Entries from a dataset
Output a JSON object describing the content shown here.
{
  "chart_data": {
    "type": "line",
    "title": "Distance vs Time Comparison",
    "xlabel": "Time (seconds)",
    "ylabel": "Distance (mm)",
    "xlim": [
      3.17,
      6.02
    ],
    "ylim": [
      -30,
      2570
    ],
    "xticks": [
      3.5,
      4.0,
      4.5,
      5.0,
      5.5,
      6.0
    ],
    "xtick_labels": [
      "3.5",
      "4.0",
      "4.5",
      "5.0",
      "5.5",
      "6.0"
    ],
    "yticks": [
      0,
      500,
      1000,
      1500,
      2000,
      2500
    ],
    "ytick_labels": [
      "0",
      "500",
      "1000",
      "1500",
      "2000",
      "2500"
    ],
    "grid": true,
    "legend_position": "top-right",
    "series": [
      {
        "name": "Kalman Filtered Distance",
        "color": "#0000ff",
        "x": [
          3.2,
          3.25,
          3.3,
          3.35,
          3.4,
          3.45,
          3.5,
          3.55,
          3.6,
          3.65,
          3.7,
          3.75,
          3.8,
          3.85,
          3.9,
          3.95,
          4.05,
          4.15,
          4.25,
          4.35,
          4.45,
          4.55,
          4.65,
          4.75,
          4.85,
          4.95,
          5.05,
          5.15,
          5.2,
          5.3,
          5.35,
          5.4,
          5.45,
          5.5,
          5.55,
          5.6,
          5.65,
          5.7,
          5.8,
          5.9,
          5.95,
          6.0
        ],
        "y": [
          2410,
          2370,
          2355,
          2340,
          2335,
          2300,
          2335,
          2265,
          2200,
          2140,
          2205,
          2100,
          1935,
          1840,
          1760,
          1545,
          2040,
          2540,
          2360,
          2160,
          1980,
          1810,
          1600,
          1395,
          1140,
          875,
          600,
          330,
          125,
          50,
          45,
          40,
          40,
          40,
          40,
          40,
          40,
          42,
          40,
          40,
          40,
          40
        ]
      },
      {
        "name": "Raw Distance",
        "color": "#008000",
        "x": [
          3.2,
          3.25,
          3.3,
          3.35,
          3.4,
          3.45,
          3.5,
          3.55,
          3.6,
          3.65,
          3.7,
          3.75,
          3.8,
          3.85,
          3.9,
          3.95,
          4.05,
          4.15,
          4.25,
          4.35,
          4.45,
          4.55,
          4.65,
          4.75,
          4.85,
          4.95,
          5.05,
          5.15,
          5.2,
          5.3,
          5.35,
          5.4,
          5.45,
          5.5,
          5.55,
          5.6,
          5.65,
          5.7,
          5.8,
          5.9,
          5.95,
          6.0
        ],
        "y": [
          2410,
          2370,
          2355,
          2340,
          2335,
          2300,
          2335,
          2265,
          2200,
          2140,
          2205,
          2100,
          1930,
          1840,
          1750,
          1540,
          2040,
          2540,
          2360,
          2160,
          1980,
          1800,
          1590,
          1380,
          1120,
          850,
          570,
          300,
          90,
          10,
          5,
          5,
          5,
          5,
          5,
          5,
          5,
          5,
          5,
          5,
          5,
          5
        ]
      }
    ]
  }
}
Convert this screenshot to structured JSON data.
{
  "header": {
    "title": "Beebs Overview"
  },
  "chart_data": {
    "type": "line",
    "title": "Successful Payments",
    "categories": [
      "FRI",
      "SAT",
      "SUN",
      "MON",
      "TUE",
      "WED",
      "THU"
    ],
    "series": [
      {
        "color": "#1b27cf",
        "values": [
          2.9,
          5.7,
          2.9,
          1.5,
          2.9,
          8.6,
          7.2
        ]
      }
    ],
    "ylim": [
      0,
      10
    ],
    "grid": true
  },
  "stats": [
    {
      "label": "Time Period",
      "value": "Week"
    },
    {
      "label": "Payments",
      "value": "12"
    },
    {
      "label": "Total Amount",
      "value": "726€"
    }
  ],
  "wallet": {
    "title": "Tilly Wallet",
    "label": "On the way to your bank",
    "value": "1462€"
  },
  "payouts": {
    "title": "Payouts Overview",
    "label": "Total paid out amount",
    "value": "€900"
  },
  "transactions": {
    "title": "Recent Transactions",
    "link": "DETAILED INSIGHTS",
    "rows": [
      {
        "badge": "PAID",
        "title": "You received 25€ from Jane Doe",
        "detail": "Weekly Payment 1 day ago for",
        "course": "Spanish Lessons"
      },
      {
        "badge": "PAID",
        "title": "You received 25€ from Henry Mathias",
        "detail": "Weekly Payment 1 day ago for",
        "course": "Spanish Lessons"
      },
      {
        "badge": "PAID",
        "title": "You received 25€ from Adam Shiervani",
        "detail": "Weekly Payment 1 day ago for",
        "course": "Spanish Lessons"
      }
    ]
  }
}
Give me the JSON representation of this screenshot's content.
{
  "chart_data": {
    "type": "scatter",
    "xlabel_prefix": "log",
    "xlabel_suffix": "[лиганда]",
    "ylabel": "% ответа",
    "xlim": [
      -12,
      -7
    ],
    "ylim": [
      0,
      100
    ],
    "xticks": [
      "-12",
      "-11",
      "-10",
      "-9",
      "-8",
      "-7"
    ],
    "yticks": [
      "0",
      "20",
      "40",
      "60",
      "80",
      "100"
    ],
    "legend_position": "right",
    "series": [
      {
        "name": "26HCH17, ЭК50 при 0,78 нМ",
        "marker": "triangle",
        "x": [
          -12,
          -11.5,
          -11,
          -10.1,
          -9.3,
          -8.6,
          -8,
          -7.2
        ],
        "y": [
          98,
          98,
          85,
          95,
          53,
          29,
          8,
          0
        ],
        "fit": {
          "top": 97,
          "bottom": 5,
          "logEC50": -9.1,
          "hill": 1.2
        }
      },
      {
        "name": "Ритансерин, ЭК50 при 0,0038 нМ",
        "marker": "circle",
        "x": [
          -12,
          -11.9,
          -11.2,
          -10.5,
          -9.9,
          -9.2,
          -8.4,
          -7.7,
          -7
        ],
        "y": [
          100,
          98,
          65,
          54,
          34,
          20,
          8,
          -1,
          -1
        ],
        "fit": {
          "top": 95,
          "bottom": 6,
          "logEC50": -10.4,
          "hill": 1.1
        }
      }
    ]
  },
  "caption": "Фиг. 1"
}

_Your goal_. All of the entries need to be reproduced exactly; please write them out.

_Result of this exercise_.
Output a JSON object describing the content shown here.
{
  "chart_data": {
    "type": "line",
    "title": "Distance vs Time Comparison",
    "xlabel": "Time (seconds)",
    "ylabel": "Distance (mm)",
    "xlim": [
      3.17,
      6.02
    ],
    "ylim": [
      -30,
      2570
    ],
    "xticks": [
      3.5,
      4.0,
      4.5,
      5.0,
      5.5,
      6.0
    ],
    "xtick_labels": [
      "3.5",
      "4.0",
      "4.5",
      "5.0",
      "5.5",
      "6.0"
    ],
    "yticks": [
      0,
      500,
      1000,
      1500,
      2000,
      2500
    ],
    "ytick_labels": [
      "0",
      "500",
      "1000",
      "1500",
      "2000",
      "2500"
    ],
    "grid": true,
    "legend_position": "top-right",
    "series": [
      {
        "name": "Kalman Filtered Distance",
        "color": "#0000ff",
        "x": [
          3.2,
          3.25,
          3.3,
          3.35,
          3.4,
          3.45,
          3.5,
          3.55,
          3.6,
          3.65,
          3.7,
          3.75,
          3.8,
          3.85,
          3.9,
          3.95,
          4.05,
          4.15,
          4.25,
          4.35,
          4.45,
          4.55,
          4.65,
          4.75,
          4.85,
          4.95,
          5.05,
          5.15,
          5.2,
          5.3,
          5.35,
          5.4,
          5.45,
          5.5,
          5.55,
          5.6,
          5.65,
          5.7,
          5.8,
          5.9,
          5.95,
          6.0
        ],
        "y": [
          2410,
          2370,
          2355,
          2340,
          2335,
          2300,
          2335,
          2265,
          2200,
          2140,
          2205,
          2100,
          1935,
          1840,
          1760,
          1545,
          2040,
          2540,
          2360,
          2160,
          1980,
          1810,
          1600,
          1395,
          1140,
          875,
          600,
          330,
          125,
          50,
          45,
          40,
          40,
          40,
          40,
          40,
          40,
          42,
          40,
          40,
          40,
          40
        ]
      },
      {
        "name": "Raw Distance",
        "color": "#008000",
        "x": [
          3.2,
          3.25,
          3.3,
          3.35,
          3.4,
          3.45,
          3.5,
          3.55,
          3.6,
          3.65,
          3.7,
          3.75,
          3.8,
          3.85,
          3.9,
          3.95,
          4.05,
          4.15,
          4.25,
          4.35,
          4.45,
          4.55,
          4.65,
          4.75,
          4.85,
          4.95,
          5.05,
          5.15,
          5.2,
          5.3,
          5.35,
          5.4,
          5.45,
          5.5,
          5.55,
          5.6,
          5.65,
          5.7,
          5.8,
          5.9,
          5.95,
          6.0
        ],
        "y": [
          2410,
          2370,
          2355,
          2340,
          2335,
          2300,
          2335,
          2265,
          2200,
          2140,
          2205,
          2100,
          1930,
          1840,
          1750,
          1540,
          2040,
          2540,
          2360,
          2160,
          1980,
          1800,
          1590,
          1380,
          1120,
          850,
          570,
          300,
          90,
          10,
          5,
          5,
          5,
          5,
          5,
          5,
          5,
          5,
          5,
          5,
          5,
          5
        ]
      }
    ]
  }
}
Convert this screenshot to structured JSON data.
{
  "header": {
    "title": "Beebs Overview"
  },
  "chart_data": {
    "type": "line",
    "title": "Successful Payments",
    "categories": [
      "FRI",
      "SAT",
      "SUN",
      "MON",
      "TUE",
      "WED",
      "THU"
    ],
    "series": [
      {
        "color": "#1b27cf",
        "values": [
          2.9,
          5.7,
          2.9,
          1.5,
          2.9,
          8.6,
          7.2
        ]
      }
    ],
    "ylim": [
      0,
      10
    ],
    "grid": true
  },
  "stats": [
    {
      "label": "Time Period",
      "value": "Week"
    },
    {
      "label": "Payments",
      "value": "12"
    },
    {
      "label": "Total Amount",
      "value": "726€"
    }
  ],
  "wallet": {
    "title": "Tilly Wallet",
    "label": "On the way to your bank",
    "value": "1462€"
  },
  "payouts": {
    "title": "Payouts Overview",
    "label": "Total paid out amount",
    "value": "€900"
  },
  "transactions": {
    "title": "Recent Transactions",
    "link": "DETAILED INSIGHTS",
    "rows": [
      {
        "badge": "PAID",
        "title": "You received 25€ from Jane Doe",
        "detail": "Weekly Payment 1 day ago for",
        "course": "Spanish Lessons"
      },
      {
        "badge": "PAID",
        "title": "You received 25€ from Henry Mathias",
        "detail": "Weekly Payment 1 day ago for",
        "course": "Spanish Lessons"
      },
      {
        "badge": "PAID",
        "title": "You received 25€ from Adam Shiervani",
        "detail": "Weekly Payment 1 day ago for",
        "course": "Spanish Lessons"
      }
    ]
  }
}
Give me the JSON representation of this screenshot's content.
{
  "chart_data": {
    "type": "scatter",
    "xlabel_prefix": "log",
    "xlabel_suffix": "[лиганда]",
    "ylabel": "% ответа",
    "xlim": [
      -12,
      -7
    ],
    "ylim": [
      0,
      100
    ],
    "xticks": [
      "-12",
      "-11",
      "-10",
      "-9",
      "-8",
      "-7"
    ],
    "yticks": [
      "0",
      "20",
      "40",
      "60",
      "80",
      "100"
    ],
    "legend_position": "right",
    "series": [
      {
        "name": "26HCH17, ЭК50 при 0,78 нМ",
        "marker": "triangle",
        "x": [
          -12,
          -11.5,
          -11,
          -10.1,
          -9.3,
          -8.6,
          -8,
          -7.2
        ],
        "y": [
          98,
          98,
          85,
          95,
          53,
          29,
          8,
          0
        ],
        "fit": {
          "top": 97,
          "bottom": 5,
          "logEC50": -9.1,
          "hill": 1.2
        }
      },
      {
        "name": "Ритансерин, ЭК50 при 0,0038 нМ",
        "marker": "circle",
        "x": [
          -12,
          -11.9,
          -11.2,
          -10.5,
          -9.9,
          -9.2,
          -8.4,
          -7.7,
          -7
        ],
        "y": [
          100,
          98,
          65,
          54,
          34,
          20,
          8,
          -1,
          -1
        ],
        "fit": {
          "top": 95,
          "bottom": 6,
          "logEC50": -10.4,
          "hill": 1.1
        }
      }
    ]
  },
  "caption": "Фиг. 1"
}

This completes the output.